▶
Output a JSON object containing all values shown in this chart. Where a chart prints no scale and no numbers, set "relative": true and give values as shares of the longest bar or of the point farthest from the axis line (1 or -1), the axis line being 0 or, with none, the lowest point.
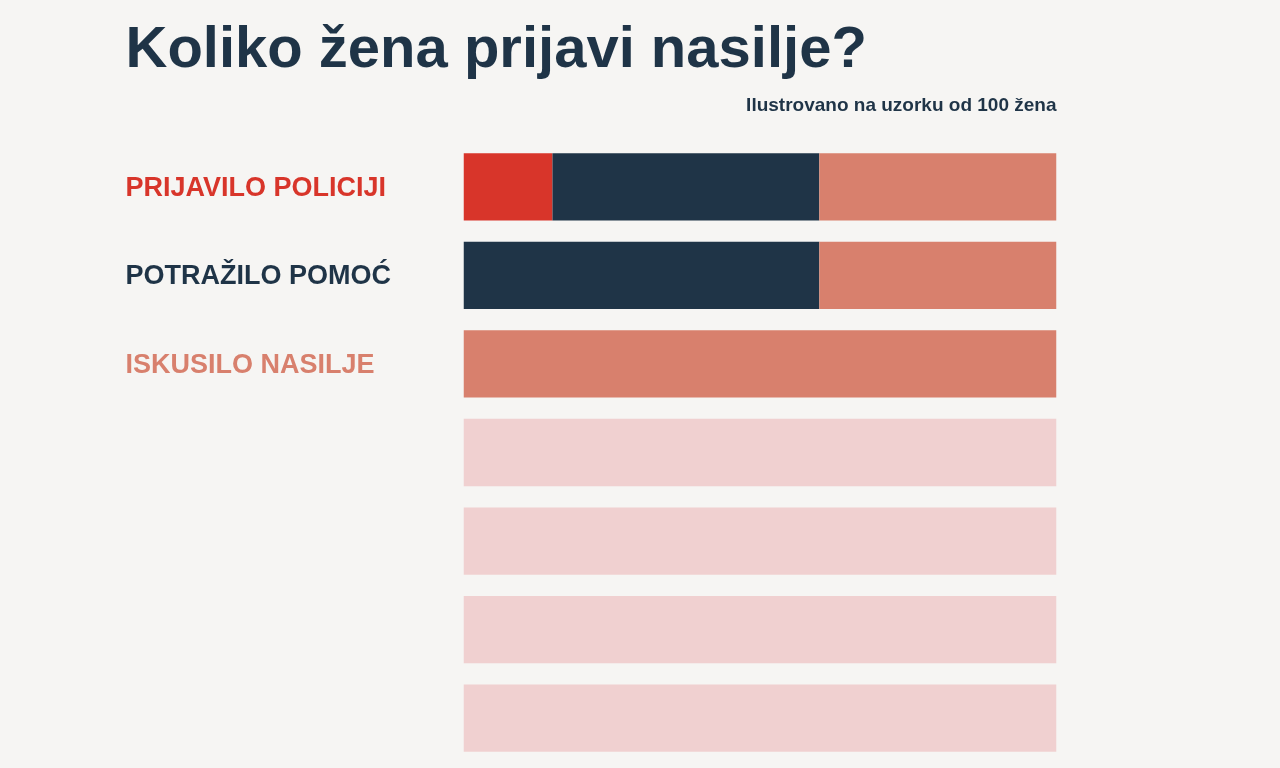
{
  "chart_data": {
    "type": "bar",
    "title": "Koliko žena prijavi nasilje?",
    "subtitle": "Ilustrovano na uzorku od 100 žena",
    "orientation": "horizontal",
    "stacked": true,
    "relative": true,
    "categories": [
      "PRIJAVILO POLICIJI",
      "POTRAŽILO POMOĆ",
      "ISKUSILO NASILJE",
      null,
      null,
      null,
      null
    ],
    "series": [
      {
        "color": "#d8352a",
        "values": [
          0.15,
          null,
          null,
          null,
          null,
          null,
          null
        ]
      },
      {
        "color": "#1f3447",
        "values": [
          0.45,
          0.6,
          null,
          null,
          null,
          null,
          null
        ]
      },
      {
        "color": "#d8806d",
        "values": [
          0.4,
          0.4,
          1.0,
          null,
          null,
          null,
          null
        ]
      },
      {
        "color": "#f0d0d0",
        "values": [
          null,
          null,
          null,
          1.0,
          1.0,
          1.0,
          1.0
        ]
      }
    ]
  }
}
◀
> **WHAT YOU HAVE TO DO**:
Repeat the material above word for word, please, apart from its images.

> **RESPONSE TO THE TASK**:
Output a JSON object containing all values shown in this chart. Where a chart prints no scale and no numbers, set "relative": true and give values as shares of the longest bar or of the point farthest from the axis line (1 or -1), the axis line being 0 or, with none, the lowest point.
{
  "chart_data": {
    "type": "bar",
    "title": "Koliko žena prijavi nasilje?",
    "subtitle": "Ilustrovano na uzorku od 100 žena",
    "orientation": "horizontal",
    "stacked": true,
    "relative": true,
    "categories": [
      "PRIJAVILO POLICIJI",
      "POTRAŽILO POMOĆ",
      "ISKUSILO NASILJE",
      null,
      null,
      null,
      null
    ],
    "series": [
      {
        "color": "#d8352a",
        "values": [
          0.15,
          null,
          null,
          null,
          null,
          null,
          null
        ]
      },
      {
        "color": "#1f3447",
        "values": [
          0.45,
          0.6,
          null,
          null,
          null,
          null,
          null
        ]
      },
      {
        "color": "#d8806d",
        "values": [
          0.4,
          0.4,
          1.0,
          null,
          null,
          null,
          null
        ]
      },
      {
        "color": "#f0d0d0",
        "values": [
          null,
          null,
          null,
          1.0,
          1.0,
          1.0,
          1.0
        ]
      }
    ]
  }
}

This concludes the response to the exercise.